>> start SUPPLIED RECORDS

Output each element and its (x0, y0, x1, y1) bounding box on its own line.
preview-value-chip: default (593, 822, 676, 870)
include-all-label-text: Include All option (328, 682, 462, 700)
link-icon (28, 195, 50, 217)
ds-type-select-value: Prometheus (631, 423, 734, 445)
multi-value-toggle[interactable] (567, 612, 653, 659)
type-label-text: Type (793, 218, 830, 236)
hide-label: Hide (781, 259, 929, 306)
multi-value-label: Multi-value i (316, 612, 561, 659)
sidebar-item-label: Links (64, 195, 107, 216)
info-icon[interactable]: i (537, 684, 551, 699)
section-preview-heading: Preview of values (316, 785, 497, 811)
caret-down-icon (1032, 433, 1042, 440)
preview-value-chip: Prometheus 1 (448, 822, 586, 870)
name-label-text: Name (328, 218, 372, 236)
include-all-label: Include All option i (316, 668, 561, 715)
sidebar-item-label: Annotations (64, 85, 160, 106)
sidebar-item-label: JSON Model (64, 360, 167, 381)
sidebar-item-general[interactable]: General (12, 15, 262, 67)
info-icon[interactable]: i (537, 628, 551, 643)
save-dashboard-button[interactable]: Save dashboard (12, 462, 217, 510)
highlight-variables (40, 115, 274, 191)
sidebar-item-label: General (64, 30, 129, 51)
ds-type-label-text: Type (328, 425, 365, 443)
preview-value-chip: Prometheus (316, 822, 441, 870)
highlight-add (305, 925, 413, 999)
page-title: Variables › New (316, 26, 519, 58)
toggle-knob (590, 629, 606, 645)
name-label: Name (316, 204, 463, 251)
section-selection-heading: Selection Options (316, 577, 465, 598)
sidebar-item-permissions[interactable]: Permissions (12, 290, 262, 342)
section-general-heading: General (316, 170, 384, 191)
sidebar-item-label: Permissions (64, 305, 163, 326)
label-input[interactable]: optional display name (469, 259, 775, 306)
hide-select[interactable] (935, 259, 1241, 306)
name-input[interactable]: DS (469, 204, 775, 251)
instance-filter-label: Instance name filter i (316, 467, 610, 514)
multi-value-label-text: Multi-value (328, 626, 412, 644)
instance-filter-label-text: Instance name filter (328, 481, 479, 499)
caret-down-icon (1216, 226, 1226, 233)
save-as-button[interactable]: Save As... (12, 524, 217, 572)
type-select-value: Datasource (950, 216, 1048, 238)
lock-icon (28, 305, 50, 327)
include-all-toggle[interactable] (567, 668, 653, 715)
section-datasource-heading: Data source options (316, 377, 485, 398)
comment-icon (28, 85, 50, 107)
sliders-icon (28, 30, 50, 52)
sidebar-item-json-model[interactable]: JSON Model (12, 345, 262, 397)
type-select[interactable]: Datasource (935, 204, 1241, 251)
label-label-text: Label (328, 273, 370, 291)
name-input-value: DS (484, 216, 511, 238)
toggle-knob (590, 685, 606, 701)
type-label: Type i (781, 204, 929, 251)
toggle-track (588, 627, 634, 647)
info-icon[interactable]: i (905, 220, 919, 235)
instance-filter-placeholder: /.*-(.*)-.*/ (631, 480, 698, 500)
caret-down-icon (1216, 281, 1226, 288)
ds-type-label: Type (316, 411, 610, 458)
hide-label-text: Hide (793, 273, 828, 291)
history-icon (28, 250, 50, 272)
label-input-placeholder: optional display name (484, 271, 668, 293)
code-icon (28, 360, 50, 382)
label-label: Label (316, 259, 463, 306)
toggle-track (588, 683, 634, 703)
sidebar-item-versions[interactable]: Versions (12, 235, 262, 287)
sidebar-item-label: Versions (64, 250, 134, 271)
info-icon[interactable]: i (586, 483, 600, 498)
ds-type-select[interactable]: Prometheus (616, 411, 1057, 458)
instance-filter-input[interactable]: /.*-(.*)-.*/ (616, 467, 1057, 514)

>> end SUPPLIED RECORDS

**WORK REQUIRED:** Reproduce every line of the records above, character for character.

**COMPLETE RESPONSE:**
Output each element and its (x0, y0, x1, y1) bounding box on its own line.
preview-value-chip: default (593, 822, 676, 870)
include-all-label-text: Include All option (328, 682, 462, 700)
link-icon (28, 195, 50, 217)
ds-type-select-value: Prometheus (631, 423, 734, 445)
multi-value-toggle[interactable] (567, 612, 653, 659)
type-label-text: Type (793, 218, 830, 236)
hide-label: Hide (781, 259, 929, 306)
multi-value-label: Multi-value i (316, 612, 561, 659)
sidebar-item-label: Links (64, 195, 107, 216)
info-icon[interactable]: i (537, 684, 551, 699)
section-preview-heading: Preview of values (316, 785, 497, 811)
caret-down-icon (1032, 433, 1042, 440)
preview-value-chip: Prometheus 1 (448, 822, 586, 870)
name-label-text: Name (328, 218, 372, 236)
include-all-label: Include All option i (316, 668, 561, 715)
sidebar-item-label: Annotations (64, 85, 160, 106)
sidebar-item-label: JSON Model (64, 360, 167, 381)
sidebar-item-general[interactable]: General (12, 15, 262, 67)
info-icon[interactable]: i (537, 628, 551, 643)
save-dashboard-button[interactable]: Save dashboard (12, 462, 217, 510)
highlight-variables (40, 115, 274, 191)
sidebar-item-label: General (64, 30, 129, 51)
ds-type-label-text: Type (328, 425, 365, 443)
preview-value-chip: Prometheus (316, 822, 441, 870)
highlight-add (305, 925, 413, 999)
page-title: Variables › New (316, 26, 519, 58)
toggle-knob (590, 629, 606, 645)
name-label: Name (316, 204, 463, 251)
section-selection-heading: Selection Options (316, 577, 465, 598)
sidebar-item-permissions[interactable]: Permissions (12, 290, 262, 342)
section-general-heading: General (316, 170, 384, 191)
sidebar-item-label: Permissions (64, 305, 163, 326)
label-input[interactable]: optional display name (469, 259, 775, 306)
hide-select[interactable] (935, 259, 1241, 306)
name-input[interactable]: DS (469, 204, 775, 251)
instance-filter-label: Instance name filter i (316, 467, 610, 514)
multi-value-label-text: Multi-value (328, 626, 412, 644)
instance-filter-label-text: Instance name filter (328, 481, 479, 499)
caret-down-icon (1216, 226, 1226, 233)
save-as-button[interactable]: Save As... (12, 524, 217, 572)
type-select-value: Datasource (950, 216, 1048, 238)
lock-icon (28, 305, 50, 327)
include-all-toggle[interactable] (567, 668, 653, 715)
section-datasource-heading: Data source options (316, 377, 485, 398)
comment-icon (28, 85, 50, 107)
sliders-icon (28, 30, 50, 52)
sidebar-item-json-model[interactable]: JSON Model (12, 345, 262, 397)
type-select[interactable]: Datasource (935, 204, 1241, 251)
label-label-text: Label (328, 273, 370, 291)
name-input-value: DS (484, 216, 511, 238)
toggle-knob (590, 685, 606, 701)
type-label: Type i (781, 204, 929, 251)
toggle-track (588, 627, 634, 647)
info-icon[interactable]: i (905, 220, 919, 235)
instance-filter-placeholder: /.*-(.*)-.*/ (631, 480, 698, 500)
caret-down-icon (1216, 281, 1226, 288)
ds-type-label: Type (316, 411, 610, 458)
hide-label-text: Hide (793, 273, 828, 291)
history-icon (28, 250, 50, 272)
label-input-placeholder: optional display name (484, 271, 668, 293)
code-icon (28, 360, 50, 382)
label-label: Label (316, 259, 463, 306)
toggle-track (588, 683, 634, 703)
sidebar-item-versions[interactable]: Versions (12, 235, 262, 287)
sidebar-item-label: Versions (64, 250, 134, 271)
info-icon[interactable]: i (586, 483, 600, 498)
ds-type-select[interactable]: Prometheus (616, 411, 1057, 458)
instance-filter-input[interactable]: /.*-(.*)-.*/ (616, 467, 1057, 514)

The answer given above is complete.